_JOB_
Filter the listing and keep only the lines with the word "JSON".

_PROVIDED DATA_

..........

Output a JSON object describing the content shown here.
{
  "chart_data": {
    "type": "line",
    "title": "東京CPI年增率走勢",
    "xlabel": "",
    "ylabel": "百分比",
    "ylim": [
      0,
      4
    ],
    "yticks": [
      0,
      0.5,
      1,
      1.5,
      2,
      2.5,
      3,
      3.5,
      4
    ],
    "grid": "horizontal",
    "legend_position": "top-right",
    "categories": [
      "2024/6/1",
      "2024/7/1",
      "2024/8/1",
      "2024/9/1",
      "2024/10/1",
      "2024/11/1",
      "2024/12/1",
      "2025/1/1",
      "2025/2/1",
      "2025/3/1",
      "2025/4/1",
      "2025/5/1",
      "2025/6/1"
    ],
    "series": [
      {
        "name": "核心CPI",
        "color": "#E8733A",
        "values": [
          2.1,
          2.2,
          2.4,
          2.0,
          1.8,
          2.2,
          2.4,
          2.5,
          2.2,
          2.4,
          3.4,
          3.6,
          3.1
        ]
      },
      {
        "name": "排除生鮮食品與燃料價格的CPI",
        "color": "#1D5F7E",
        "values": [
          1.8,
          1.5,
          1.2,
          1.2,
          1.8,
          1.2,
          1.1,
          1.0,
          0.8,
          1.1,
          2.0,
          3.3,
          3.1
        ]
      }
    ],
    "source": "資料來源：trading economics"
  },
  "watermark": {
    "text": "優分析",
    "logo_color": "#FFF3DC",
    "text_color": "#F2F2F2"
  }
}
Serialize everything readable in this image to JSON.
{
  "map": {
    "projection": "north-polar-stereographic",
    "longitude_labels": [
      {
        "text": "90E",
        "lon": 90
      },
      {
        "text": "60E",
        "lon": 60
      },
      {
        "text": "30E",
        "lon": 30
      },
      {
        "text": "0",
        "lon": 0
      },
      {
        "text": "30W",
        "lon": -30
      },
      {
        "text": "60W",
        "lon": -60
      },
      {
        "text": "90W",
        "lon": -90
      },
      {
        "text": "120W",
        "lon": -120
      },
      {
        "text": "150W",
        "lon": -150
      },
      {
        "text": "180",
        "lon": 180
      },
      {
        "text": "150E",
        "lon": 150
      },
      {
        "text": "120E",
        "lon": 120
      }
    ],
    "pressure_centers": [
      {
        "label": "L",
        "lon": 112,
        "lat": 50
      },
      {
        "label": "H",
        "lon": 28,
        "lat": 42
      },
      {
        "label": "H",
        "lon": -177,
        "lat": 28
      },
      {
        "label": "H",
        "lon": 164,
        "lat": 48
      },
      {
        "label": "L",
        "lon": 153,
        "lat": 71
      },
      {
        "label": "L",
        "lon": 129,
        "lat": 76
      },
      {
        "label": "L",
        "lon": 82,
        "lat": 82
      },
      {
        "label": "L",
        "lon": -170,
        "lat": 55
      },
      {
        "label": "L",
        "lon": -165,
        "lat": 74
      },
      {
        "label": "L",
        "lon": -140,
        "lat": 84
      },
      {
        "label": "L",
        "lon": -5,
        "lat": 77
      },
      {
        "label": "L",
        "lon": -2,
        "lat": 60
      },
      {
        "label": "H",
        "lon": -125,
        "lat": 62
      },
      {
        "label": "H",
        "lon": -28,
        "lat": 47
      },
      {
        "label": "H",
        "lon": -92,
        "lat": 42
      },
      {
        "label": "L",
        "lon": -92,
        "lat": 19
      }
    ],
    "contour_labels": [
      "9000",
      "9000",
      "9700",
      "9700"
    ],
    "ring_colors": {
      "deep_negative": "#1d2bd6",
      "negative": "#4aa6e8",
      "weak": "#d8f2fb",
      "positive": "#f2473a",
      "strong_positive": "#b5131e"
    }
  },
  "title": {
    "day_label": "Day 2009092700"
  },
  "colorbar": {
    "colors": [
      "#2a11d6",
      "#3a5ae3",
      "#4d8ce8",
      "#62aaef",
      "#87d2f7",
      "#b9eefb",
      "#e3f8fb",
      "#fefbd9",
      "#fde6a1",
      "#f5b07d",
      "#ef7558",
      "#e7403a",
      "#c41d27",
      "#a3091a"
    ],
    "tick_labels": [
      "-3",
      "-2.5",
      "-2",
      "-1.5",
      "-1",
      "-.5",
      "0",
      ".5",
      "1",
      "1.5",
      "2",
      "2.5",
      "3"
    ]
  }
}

..........

_EXERCISE OUTPUT_
Output a JSON object describing the content shown here.
Serialize everything readable in this image to JSON.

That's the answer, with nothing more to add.